### Input
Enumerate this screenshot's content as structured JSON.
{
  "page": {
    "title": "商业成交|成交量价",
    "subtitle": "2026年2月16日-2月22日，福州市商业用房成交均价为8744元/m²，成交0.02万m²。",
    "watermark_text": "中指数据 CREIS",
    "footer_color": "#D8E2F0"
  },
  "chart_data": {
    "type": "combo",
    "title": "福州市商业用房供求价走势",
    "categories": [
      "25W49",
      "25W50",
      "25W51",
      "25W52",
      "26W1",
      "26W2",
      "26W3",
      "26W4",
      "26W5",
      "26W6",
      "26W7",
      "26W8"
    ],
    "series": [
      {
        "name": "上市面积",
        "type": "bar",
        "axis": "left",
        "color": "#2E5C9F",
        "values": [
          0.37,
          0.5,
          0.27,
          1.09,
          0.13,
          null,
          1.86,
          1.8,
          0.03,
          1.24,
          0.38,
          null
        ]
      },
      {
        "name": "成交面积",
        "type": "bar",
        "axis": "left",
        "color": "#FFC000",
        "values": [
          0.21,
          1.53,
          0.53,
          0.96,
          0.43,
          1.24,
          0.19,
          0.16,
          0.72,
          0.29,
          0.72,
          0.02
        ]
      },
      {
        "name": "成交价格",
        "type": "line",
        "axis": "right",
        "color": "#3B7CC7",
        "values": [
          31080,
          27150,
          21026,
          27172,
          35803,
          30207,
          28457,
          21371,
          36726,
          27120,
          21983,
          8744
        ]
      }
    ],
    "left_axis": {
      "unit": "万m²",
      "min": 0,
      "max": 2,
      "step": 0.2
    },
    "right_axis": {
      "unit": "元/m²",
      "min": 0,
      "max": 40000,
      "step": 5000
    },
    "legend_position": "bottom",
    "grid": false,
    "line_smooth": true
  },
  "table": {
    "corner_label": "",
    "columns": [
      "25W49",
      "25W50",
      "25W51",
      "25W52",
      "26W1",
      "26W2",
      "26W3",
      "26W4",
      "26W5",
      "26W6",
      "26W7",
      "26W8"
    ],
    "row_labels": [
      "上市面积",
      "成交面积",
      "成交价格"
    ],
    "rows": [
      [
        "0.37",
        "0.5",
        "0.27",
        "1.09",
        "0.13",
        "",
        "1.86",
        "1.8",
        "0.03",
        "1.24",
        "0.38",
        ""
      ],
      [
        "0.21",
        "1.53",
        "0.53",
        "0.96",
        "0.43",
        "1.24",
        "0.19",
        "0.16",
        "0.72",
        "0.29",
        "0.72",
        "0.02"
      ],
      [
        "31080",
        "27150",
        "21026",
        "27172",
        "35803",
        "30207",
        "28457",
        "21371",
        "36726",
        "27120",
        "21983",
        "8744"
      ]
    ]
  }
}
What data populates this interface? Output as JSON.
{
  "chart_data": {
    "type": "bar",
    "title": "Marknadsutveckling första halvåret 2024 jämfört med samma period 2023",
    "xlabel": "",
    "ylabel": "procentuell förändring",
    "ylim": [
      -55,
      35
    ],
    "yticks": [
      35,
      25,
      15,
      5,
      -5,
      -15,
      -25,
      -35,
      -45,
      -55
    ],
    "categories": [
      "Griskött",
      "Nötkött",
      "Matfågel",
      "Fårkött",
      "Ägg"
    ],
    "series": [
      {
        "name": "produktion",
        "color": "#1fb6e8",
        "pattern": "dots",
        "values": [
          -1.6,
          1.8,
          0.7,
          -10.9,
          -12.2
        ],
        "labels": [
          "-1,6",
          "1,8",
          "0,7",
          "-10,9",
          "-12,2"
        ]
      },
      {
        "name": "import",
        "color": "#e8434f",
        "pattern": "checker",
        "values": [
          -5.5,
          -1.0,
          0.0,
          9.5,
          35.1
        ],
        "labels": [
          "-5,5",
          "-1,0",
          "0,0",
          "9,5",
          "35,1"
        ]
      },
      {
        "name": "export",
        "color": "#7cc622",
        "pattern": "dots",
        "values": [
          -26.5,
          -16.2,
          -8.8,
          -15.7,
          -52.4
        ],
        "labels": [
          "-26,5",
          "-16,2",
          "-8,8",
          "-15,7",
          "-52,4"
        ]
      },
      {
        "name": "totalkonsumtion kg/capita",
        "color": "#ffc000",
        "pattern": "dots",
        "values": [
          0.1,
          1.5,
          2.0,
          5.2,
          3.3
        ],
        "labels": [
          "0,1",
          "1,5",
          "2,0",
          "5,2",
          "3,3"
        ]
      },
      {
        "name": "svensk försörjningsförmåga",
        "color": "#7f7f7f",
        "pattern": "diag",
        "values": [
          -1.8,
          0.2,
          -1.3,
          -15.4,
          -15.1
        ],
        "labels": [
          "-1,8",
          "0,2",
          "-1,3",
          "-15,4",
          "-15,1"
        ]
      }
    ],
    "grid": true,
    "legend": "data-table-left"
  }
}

### Instructions for the task
Output all records verbatim.

### Full answer
Enumerate this screenshot's content as structured JSON.
{
  "page": {
    "title": "商业成交|成交量价",
    "subtitle": "2026年2月16日-2月22日，福州市商业用房成交均价为8744元/m²，成交0.02万m²。",
    "watermark_text": "中指数据 CREIS",
    "footer_color": "#D8E2F0"
  },
  "chart_data": {
    "type": "combo",
    "title": "福州市商业用房供求价走势",
    "categories": [
      "25W49",
      "25W50",
      "25W51",
      "25W52",
      "26W1",
      "26W2",
      "26W3",
      "26W4",
      "26W5",
      "26W6",
      "26W7",
      "26W8"
    ],
    "series": [
      {
        "name": "上市面积",
        "type": "bar",
        "axis": "left",
        "color": "#2E5C9F",
        "values": [
          0.37,
          0.5,
          0.27,
          1.09,
          0.13,
          null,
          1.86,
          1.8,
          0.03,
          1.24,
          0.38,
          null
        ]
      },
      {
        "name": "成交面积",
        "type": "bar",
        "axis": "left",
        "color": "#FFC000",
        "values": [
          0.21,
          1.53,
          0.53,
          0.96,
          0.43,
          1.24,
          0.19,
          0.16,
          0.72,
          0.29,
          0.72,
          0.02
        ]
      },
      {
        "name": "成交价格",
        "type": "line",
        "axis": "right",
        "color": "#3B7CC7",
        "values": [
          31080,
          27150,
          21026,
          27172,
          35803,
          30207,
          28457,
          21371,
          36726,
          27120,
          21983,
          8744
        ]
      }
    ],
    "left_axis": {
      "unit": "万m²",
      "min": 0,
      "max": 2,
      "step": 0.2
    },
    "right_axis": {
      "unit": "元/m²",
      "min": 0,
      "max": 40000,
      "step": 5000
    },
    "legend_position": "bottom",
    "grid": false,
    "line_smooth": true
  },
  "table": {
    "corner_label": "",
    "columns": [
      "25W49",
      "25W50",
      "25W51",
      "25W52",
      "26W1",
      "26W2",
      "26W3",
      "26W4",
      "26W5",
      "26W6",
      "26W7",
      "26W8"
    ],
    "row_labels": [
      "上市面积",
      "成交面积",
      "成交价格"
    ],
    "rows": [
      [
        "0.37",
        "0.5",
        "0.27",
        "1.09",
        "0.13",
        "",
        "1.86",
        "1.8",
        "0.03",
        "1.24",
        "0.38",
        ""
      ],
      [
        "0.21",
        "1.53",
        "0.53",
        "0.96",
        "0.43",
        "1.24",
        "0.19",
        "0.16",
        "0.72",
        "0.29",
        "0.72",
        "0.02"
      ],
      [
        "31080",
        "27150",
        "21026",
        "27172",
        "35803",
        "30207",
        "28457",
        "21371",
        "36726",
        "27120",
        "21983",
        "8744"
      ]
    ]
  }
}
What data populates this interface? Output as JSON.
{
  "chart_data": {
    "type": "bar",
    "title": "Marknadsutveckling första halvåret 2024 jämfört med samma period 2023",
    "xlabel": "",
    "ylabel": "procentuell förändring",
    "ylim": [
      -55,
      35
    ],
    "yticks": [
      35,
      25,
      15,
      5,
      -5,
      -15,
      -25,
      -35,
      -45,
      -55
    ],
    "categories": [
      "Griskött",
      "Nötkött",
      "Matfågel",
      "Fårkött",
      "Ägg"
    ],
    "series": [
      {
        "name": "produktion",
        "color": "#1fb6e8",
        "pattern": "dots",
        "values": [
          -1.6,
          1.8,
          0.7,
          -10.9,
          -12.2
        ],
        "labels": [
          "-1,6",
          "1,8",
          "0,7",
          "-10,9",
          "-12,2"
        ]
      },
      {
        "name": "import",
        "color": "#e8434f",
        "pattern": "checker",
        "values": [
          -5.5,
          -1.0,
          0.0,
          9.5,
          35.1
        ],
        "labels": [
          "-5,5",
          "-1,0",
          "0,0",
          "9,5",
          "35,1"
        ]
      },
      {
        "name": "export",
        "color": "#7cc622",
        "pattern": "dots",
        "values": [
          -26.5,
          -16.2,
          -8.8,
          -15.7,
          -52.4
        ],
        "labels": [
          "-26,5",
          "-16,2",
          "-8,8",
          "-15,7",
          "-52,4"
        ]
      },
      {
        "name": "totalkonsumtion kg/capita",
        "color": "#ffc000",
        "pattern": "dots",
        "values": [
          0.1,
          1.5,
          2.0,
          5.2,
          3.3
        ],
        "labels": [
          "0,1",
          "1,5",
          "2,0",
          "5,2",
          "3,3"
        ]
      },
      {
        "name": "svensk försörjningsförmåga",
        "color": "#7f7f7f",
        "pattern": "diag",
        "values": [
          -1.8,
          0.2,
          -1.3,
          -15.4,
          -15.1
        ],
        "labels": [
          "-1,8",
          "0,2",
          "-1,3",
          "-15,4",
          "-15,1"
        ]
      }
    ],
    "grid": true,
    "legend": "data-table-left"
  }
}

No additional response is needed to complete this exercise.